EXTRAHIERTER TEXT:
■ ■ ■ ■ ■

Warden schrieb:Ich selbst fange letzten Endes an pessimistischer zu denken. Ja, wir und meine Compagnons im Netz und im Felde haben Mitte bis Herbst/Dez. 2022 noch gedacht, dass wir alle irgendwann 2023 auf der Krim am Strand hocken und den Sieg auskosten. Krimsekt trinken. Die rückwirkende Vorstellung dieser Einschätzung und Hoffnung wirkt irgendwie indes sehr bitter.
Ich gebe gern zu, ich hatte mir deutlich mehr Effekt durch die westlichen Panzer (inkl der Ausbildung) erhofft.
Ich war fälschlicherweise davon ausgegangen, dass diese dann im Verbund der Waffen eingesetzt werden würden, da ich annahm, dass die Ukraine mittels MIG-29, Hubschraubern und Drohnen zumindest auch eine rudimentäre Luftunterstützung bei einzelnen Angriffen hätte gewährleisten können.

■ ■ ■ ■ ■

[Auszug aus einem Datensatz]

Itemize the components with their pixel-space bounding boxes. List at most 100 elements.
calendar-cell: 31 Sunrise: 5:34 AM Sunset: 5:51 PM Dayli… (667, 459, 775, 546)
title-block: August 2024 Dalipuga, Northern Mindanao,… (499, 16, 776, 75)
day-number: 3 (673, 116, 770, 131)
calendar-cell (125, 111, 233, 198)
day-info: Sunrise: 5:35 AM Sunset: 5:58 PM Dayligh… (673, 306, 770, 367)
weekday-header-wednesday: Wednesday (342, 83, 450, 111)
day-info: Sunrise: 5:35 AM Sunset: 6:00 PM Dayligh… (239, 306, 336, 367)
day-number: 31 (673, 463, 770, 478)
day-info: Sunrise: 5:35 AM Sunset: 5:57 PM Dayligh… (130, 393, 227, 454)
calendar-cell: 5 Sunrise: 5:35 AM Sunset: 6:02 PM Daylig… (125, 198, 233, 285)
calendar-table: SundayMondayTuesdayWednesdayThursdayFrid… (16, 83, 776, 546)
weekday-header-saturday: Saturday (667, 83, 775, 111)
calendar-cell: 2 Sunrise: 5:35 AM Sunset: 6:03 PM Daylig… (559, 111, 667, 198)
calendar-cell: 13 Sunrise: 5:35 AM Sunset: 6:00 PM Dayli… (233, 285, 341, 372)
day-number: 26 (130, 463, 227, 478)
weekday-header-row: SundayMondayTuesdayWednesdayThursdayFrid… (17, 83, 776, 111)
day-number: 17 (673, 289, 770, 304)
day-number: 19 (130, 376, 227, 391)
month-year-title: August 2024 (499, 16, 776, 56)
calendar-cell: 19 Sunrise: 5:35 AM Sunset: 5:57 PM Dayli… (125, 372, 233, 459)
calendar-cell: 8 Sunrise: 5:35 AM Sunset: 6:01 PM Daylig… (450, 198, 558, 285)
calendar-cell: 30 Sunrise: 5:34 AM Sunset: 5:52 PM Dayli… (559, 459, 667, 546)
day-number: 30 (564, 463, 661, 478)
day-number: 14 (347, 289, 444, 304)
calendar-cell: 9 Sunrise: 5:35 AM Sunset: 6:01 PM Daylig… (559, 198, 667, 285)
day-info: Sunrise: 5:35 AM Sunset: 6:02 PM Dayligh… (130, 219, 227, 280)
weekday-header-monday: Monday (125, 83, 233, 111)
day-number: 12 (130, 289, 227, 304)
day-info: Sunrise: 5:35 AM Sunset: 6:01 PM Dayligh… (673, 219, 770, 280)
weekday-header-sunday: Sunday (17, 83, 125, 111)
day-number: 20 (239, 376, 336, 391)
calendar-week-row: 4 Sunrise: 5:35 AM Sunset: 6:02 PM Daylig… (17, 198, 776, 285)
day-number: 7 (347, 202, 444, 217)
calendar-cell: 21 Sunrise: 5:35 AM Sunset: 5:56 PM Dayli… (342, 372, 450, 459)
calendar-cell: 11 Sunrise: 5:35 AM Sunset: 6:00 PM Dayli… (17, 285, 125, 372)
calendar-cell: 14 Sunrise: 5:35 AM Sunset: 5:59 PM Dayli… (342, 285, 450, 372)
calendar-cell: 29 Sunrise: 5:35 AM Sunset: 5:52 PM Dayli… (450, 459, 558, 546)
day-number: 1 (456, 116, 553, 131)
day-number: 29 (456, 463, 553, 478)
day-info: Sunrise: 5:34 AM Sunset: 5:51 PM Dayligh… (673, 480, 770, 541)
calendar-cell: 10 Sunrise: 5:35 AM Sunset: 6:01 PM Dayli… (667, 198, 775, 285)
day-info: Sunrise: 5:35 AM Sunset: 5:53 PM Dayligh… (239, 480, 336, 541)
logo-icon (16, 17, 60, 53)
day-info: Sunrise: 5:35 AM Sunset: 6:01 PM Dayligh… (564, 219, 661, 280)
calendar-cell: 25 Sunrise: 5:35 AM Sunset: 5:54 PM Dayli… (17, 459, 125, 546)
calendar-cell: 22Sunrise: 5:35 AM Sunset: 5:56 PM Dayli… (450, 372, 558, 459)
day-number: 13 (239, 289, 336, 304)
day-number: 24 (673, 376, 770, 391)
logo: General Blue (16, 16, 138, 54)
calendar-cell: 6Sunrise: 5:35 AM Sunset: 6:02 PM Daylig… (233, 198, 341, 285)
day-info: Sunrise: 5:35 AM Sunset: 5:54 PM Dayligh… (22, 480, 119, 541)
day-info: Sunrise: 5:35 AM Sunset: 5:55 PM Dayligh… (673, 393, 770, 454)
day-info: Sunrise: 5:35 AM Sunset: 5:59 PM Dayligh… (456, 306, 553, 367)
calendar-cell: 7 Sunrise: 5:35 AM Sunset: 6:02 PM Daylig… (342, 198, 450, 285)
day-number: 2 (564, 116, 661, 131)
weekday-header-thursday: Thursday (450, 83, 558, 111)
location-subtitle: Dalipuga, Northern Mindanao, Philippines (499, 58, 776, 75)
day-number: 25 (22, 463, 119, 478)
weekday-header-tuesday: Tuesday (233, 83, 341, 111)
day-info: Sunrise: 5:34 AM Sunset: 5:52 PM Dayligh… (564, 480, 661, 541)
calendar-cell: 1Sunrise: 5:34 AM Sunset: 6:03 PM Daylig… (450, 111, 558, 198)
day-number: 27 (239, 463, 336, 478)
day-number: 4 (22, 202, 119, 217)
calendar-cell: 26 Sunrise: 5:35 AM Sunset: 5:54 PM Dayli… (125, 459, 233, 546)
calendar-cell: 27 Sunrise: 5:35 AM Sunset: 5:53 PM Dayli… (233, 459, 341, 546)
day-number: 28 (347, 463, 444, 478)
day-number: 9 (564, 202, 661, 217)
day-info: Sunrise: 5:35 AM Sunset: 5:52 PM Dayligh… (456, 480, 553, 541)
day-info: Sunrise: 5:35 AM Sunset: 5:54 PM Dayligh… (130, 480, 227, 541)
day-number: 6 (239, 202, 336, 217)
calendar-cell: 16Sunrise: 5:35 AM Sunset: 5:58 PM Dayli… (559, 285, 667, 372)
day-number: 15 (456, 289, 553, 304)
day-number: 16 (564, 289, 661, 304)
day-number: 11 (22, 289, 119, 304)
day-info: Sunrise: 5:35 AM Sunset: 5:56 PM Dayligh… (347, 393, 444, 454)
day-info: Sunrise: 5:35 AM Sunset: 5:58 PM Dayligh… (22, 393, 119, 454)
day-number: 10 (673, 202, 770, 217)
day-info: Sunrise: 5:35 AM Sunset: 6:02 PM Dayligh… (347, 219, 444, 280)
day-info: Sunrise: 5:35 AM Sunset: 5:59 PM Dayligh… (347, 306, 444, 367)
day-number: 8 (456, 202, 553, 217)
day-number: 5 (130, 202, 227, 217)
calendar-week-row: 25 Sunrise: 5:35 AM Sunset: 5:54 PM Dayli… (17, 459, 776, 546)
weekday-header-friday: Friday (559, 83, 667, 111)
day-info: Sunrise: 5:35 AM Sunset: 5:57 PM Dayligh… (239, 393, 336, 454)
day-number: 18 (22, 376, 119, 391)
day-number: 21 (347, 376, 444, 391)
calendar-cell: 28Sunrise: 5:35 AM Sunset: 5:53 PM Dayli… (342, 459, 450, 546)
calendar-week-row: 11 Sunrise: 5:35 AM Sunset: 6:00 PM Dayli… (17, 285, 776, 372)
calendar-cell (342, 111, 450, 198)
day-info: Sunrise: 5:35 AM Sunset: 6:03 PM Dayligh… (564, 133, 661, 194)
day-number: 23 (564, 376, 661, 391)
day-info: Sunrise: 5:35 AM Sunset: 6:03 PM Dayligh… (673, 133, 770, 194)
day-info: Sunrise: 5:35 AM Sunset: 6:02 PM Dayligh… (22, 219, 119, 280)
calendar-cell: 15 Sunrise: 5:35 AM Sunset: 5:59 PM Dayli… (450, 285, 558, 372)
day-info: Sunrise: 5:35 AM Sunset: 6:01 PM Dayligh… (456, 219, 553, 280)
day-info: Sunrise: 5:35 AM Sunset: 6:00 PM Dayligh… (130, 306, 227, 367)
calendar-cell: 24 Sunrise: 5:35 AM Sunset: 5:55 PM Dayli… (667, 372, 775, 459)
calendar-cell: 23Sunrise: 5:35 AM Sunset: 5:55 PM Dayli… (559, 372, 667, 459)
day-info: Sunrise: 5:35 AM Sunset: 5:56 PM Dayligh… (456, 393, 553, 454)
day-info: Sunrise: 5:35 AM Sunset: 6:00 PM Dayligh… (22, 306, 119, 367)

■ ■ ■ ■ ■

GESTELLTE AUFGABE:
Schreib den Beitrag über die enttäuschten Hoffnungen im Ukrainekrieg vollständig und wortgetreu nieder.

ERGEBNIS DER AUFGABE:
Warden schrieb:Ich selbst fange letzten Endes an pessimistischer zu denken. Ja, wir und meine Compagnons im Netz und im Felde haben Mitte bis Herbst/Dez. 2022 noch gedacht, dass wir alle irgendwann 2023 auf der Krim am Strand hocken und den Sieg auskosten. Krimsekt trinken. Die rückwirkende Vorstellung dieser Einschätzung und Hoffnung wirkt irgendwie indes sehr bitter.
Ich gebe gern zu, ich hatte mir deutlich mehr Effekt durch die westlichen Panzer (inkl der Ausbildung) erhofft.
Ich war fälschlicherweise davon ausgegangen, dass diese dann im Verbund der Waffen eingesetzt werden würden, da ich annahm, dass die Ukraine mittels MIG-29, Hubschraubern und Drohnen zumindest auch eine rudimentäre Luftunterstützung bei einzelnen Angriffen hätte gewährleisten können.